▶ _WHAT IS REQUIRED_:
Select the lines that contain "Remote" and copy each of them.

▶ _GIVEN ENTRIES_:
■ ■ ■ ■ ■
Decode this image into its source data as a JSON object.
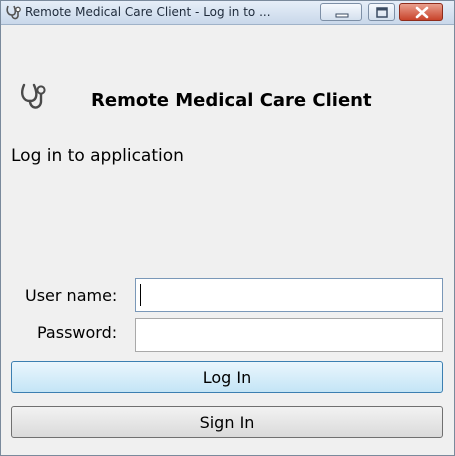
{
  "window": {
    "title": "Remote Medical Care Client - Log in to ...",
    "icon": "stethoscope-icon",
    "controls": {
      "minimize": "minimize-icon",
      "maximize": "maximize-icon",
      "close": "close-icon"
    }
  },
  "header": {
    "logo_icon": "stethoscope-icon",
    "app_name": "Remote Medical Care Client"
  },
  "form": {
    "subtitle": "Log in to application",
    "username_label": "User name:",
    "username_value": "",
    "password_label": "Password:",
    "password_value": "",
    "login_button": "Log In",
    "signin_button": "Sign In"
  },
  "colors": {
    "close_button": "#c8432b",
    "primary_button_border": "#3c7fb1",
    "window_background": "#f0f0f0"
  }
}
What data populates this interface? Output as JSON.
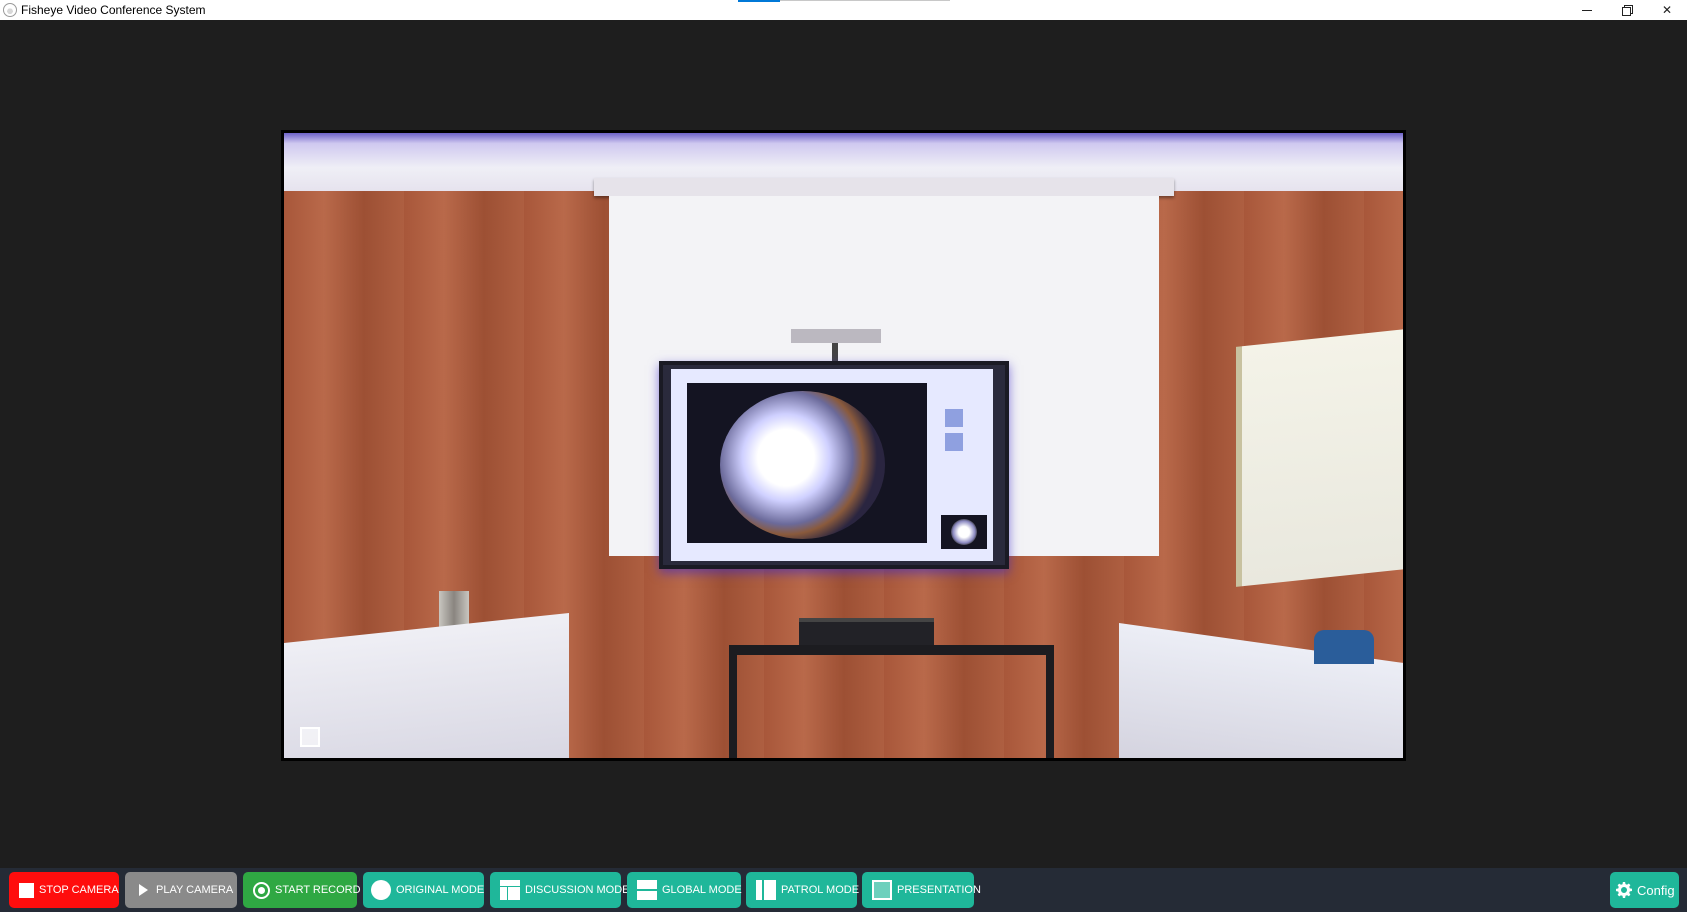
{
  "window": {
    "title": "Fisheye Video Conference System",
    "minimize_icon": "minimize-icon",
    "restore_icon": "restore-icon",
    "close_icon": "close-icon",
    "close_glyph": "✕"
  },
  "video": {
    "content": "conference room camera feed"
  },
  "toolbar": {
    "stop_camera": "STOP CAMERA",
    "play_camera": "PLAY CAMERA",
    "start_record": "START RECORD",
    "original_mode": "ORIGINAL MODE",
    "discussion_mode": "DISCUSSION MODE",
    "global_mode": "GLOBAL MODE",
    "patrol_mode": "PATROL MODE",
    "presentation": "PRESENTATION",
    "config": "Config"
  },
  "colors": {
    "stop": "#ff0d0d",
    "play": "#8a8a8a",
    "record": "#2fa843",
    "mode": "#1fb79a",
    "toolbar_bg": "#252b36",
    "window_bg": "#1e1e1e"
  }
}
■ ■ ■ ■ ■
▶ _OUTPUT BELOW_:
    "title": "Remote Medical Care Client - Log in to ...",
    "app_name": "Remote Medical Care Client"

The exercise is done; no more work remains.